*WHAT YOU NEED TO DO*. Copy out each line that has "Ente" in it.

Extracted data entries:
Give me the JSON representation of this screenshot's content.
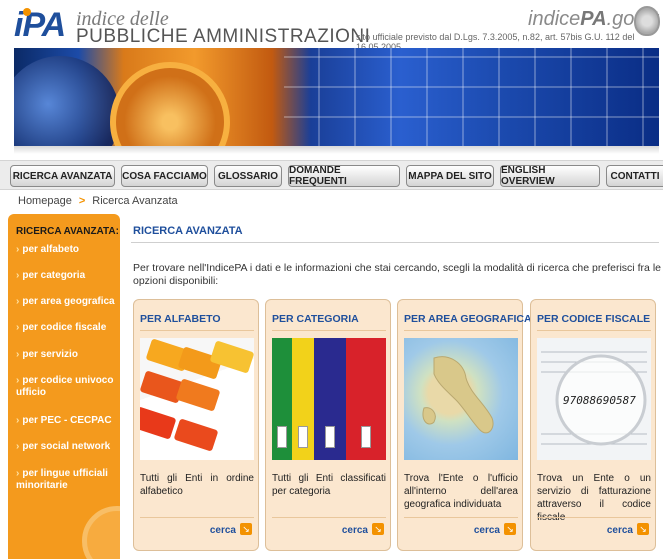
{
  "header": {
    "logo_i": "i",
    "logo_pa": "PA",
    "title_line1": "indice delle",
    "title_line2": "PUBBLICHE AMMINISTRAZIONI",
    "site_name_a": "indice",
    "site_name_b": "PA",
    "site_name_c": ".gov.it",
    "legal": "sito ufficiale previsto dal D.Lgs. 7.3.2005, n.82, art. 57bis G.U. 112 del 16.05.2005"
  },
  "nav": {
    "items": [
      {
        "label": "RICERCA AVANZATA"
      },
      {
        "label": "COSA FACCIAMO"
      },
      {
        "label": "GLOSSARIO"
      },
      {
        "label": "DOMANDE FREQUENTI"
      },
      {
        "label": "MAPPA DEL SITO"
      },
      {
        "label": "ENGLISH OVERVIEW"
      },
      {
        "label": "CONTATTI"
      }
    ]
  },
  "breadcrumb": {
    "home": "Homepage",
    "separator": ">",
    "current": "Ricerca Avanzata"
  },
  "sidebar": {
    "title": "RICERCA AVANZATA:",
    "items": [
      {
        "label": "per alfabeto"
      },
      {
        "label": "per categoria"
      },
      {
        "label": "per area geografica"
      },
      {
        "label": "per codice fiscale"
      },
      {
        "label": "per servizio"
      },
      {
        "label": "per codice univoco ufficio"
      },
      {
        "label": "per PEC - CECPAC"
      },
      {
        "label": "per social network"
      },
      {
        "label": "per lingue ufficiali minoritarie"
      }
    ]
  },
  "main": {
    "title": "RICERCA AVANZATA",
    "intro": "Per trovare nell'IndicePA i dati e le informazioni che stai cercando, scegli la modalità di ricerca che preferisci fra le opzioni disponibili:",
    "cards": [
      {
        "title": "PER ALFABETO",
        "text": "Tutti gli Enti in ordine alfabetico",
        "cta": "cerca",
        "image": "alphabet-tabs-photo"
      },
      {
        "title": "PER CATEGORIA",
        "text": "Tutti gli Enti classificati per categoria",
        "cta": "cerca",
        "image": "colored-binders-photo"
      },
      {
        "title": "PER AREA GEOGRAFICA",
        "text": "Trova l'Ente o l'ufficio all'interno dell'area geografica individuata",
        "cta": "cerca",
        "image": "italy-map-photo"
      },
      {
        "title": "PER CODICE FISCALE",
        "text": "Trova un Ente o un servizio di fatturazione attraverso il codice fiscale",
        "cta": "cerca",
        "image": "tax-code-document-photo",
        "code_sample": "97088690587"
      }
    ]
  },
  "colors": {
    "brand_blue": "#1f4f9c",
    "brand_orange": "#f39200",
    "sidebar_orange": "#f49a1d",
    "card_bg": "#fbe7cf"
  }
}
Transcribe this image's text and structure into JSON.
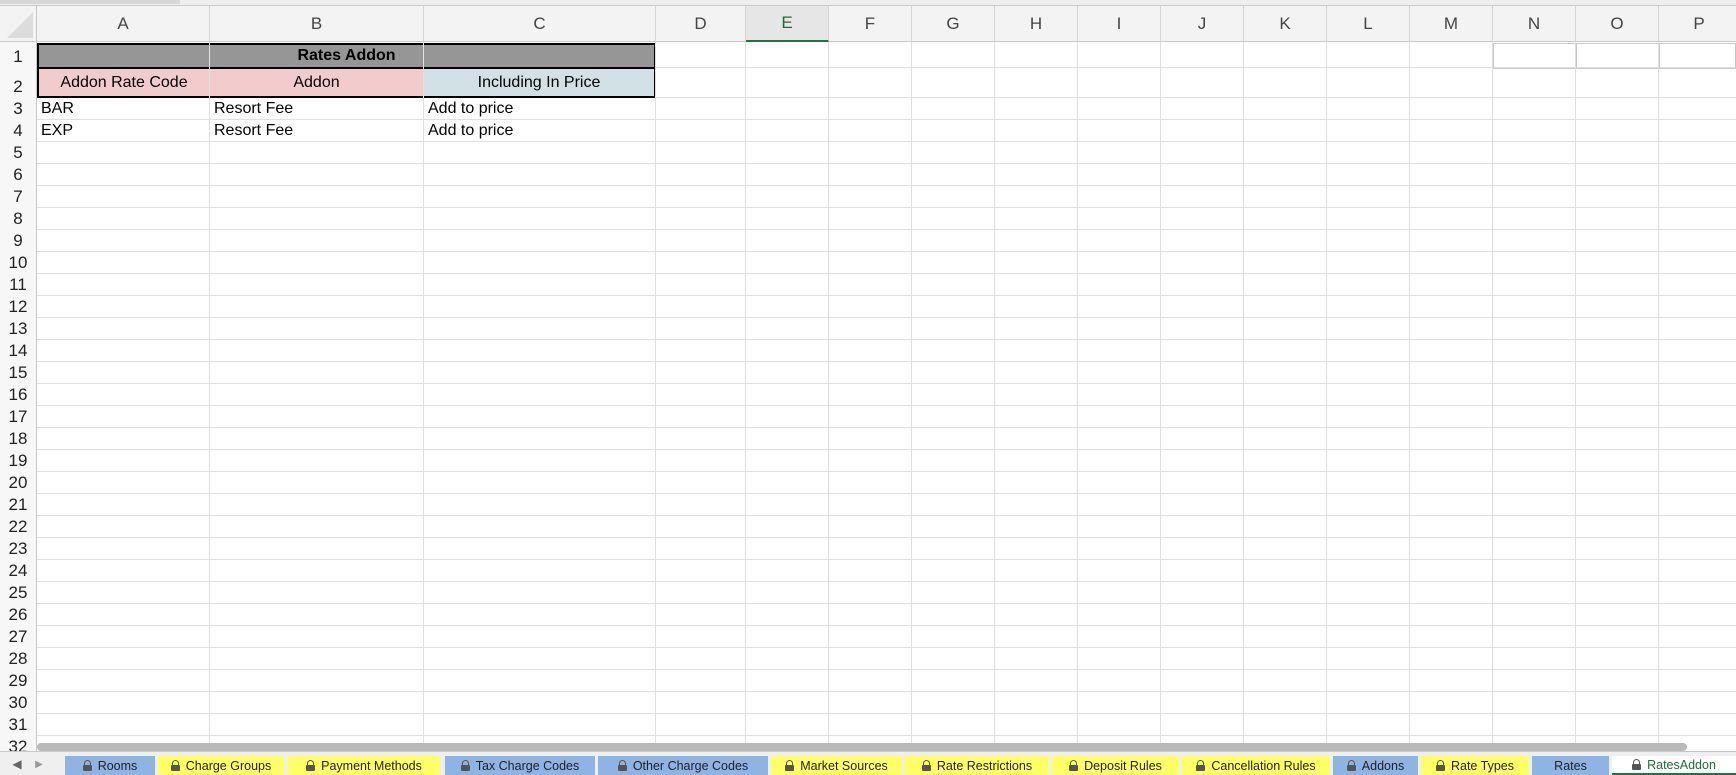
{
  "columns": [
    "A",
    "B",
    "C",
    "D",
    "E",
    "F",
    "G",
    "H",
    "I",
    "J",
    "K",
    "L",
    "M",
    "N",
    "O",
    "P"
  ],
  "selected_column": "E",
  "rows": [
    "1",
    "2",
    "3",
    "4",
    "5",
    "6",
    "7",
    "8",
    "9",
    "10",
    "11",
    "12",
    "13",
    "14",
    "15",
    "16",
    "17",
    "18",
    "19",
    "20",
    "21",
    "22",
    "23",
    "24",
    "25",
    "26",
    "27",
    "28",
    "29",
    "30",
    "31",
    "32"
  ],
  "sheet": {
    "title": "Rates Addon",
    "headers": [
      "Addon Rate Code",
      "Addon",
      "Including In Price"
    ],
    "header_colors": [
      "#f2cccc",
      "#f2cccc",
      "#d2e1e6"
    ],
    "data": [
      [
        "BAR",
        "Resort Fee",
        "Add to price"
      ],
      [
        "EXP",
        "Resort Fee",
        "Add to price"
      ]
    ]
  },
  "tabs": [
    {
      "label": "Rooms",
      "color": "#8eb4e3",
      "locked": true
    },
    {
      "label": "Charge Groups",
      "color": "#ffff66",
      "locked": true
    },
    {
      "label": "Payment Methods",
      "color": "#ffff66",
      "locked": true
    },
    {
      "label": "Tax Charge Codes",
      "color": "#8eb4e3",
      "locked": true
    },
    {
      "label": "Other Charge Codes",
      "color": "#8eb4e3",
      "locked": true
    },
    {
      "label": "Market Sources",
      "color": "#ffff66",
      "locked": true
    },
    {
      "label": "Rate Restrictions",
      "color": "#ffff66",
      "locked": true
    },
    {
      "label": "Deposit Rules",
      "color": "#ffff66",
      "locked": true
    },
    {
      "label": "Cancellation Rules",
      "color": "#ffff66",
      "locked": true
    },
    {
      "label": "Addons",
      "color": "#8eb4e3",
      "locked": true
    },
    {
      "label": "Rate Types",
      "color": "#ffff66",
      "locked": true
    },
    {
      "label": "Rates",
      "color": "#8eb4e3",
      "locked": false
    },
    {
      "label": "RatesAddon",
      "color": "#ffffff",
      "locked": true,
      "active": true
    }
  ],
  "nav": {
    "prev": "◀",
    "next": "▶"
  }
}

*RESULT*.
        "text": "Trova l'Ente o l'ufficio all'interno dell'area geografica individuata",
        "text": "Trova un Ente o un servizio di fatturazione attraverso il codice fiscale",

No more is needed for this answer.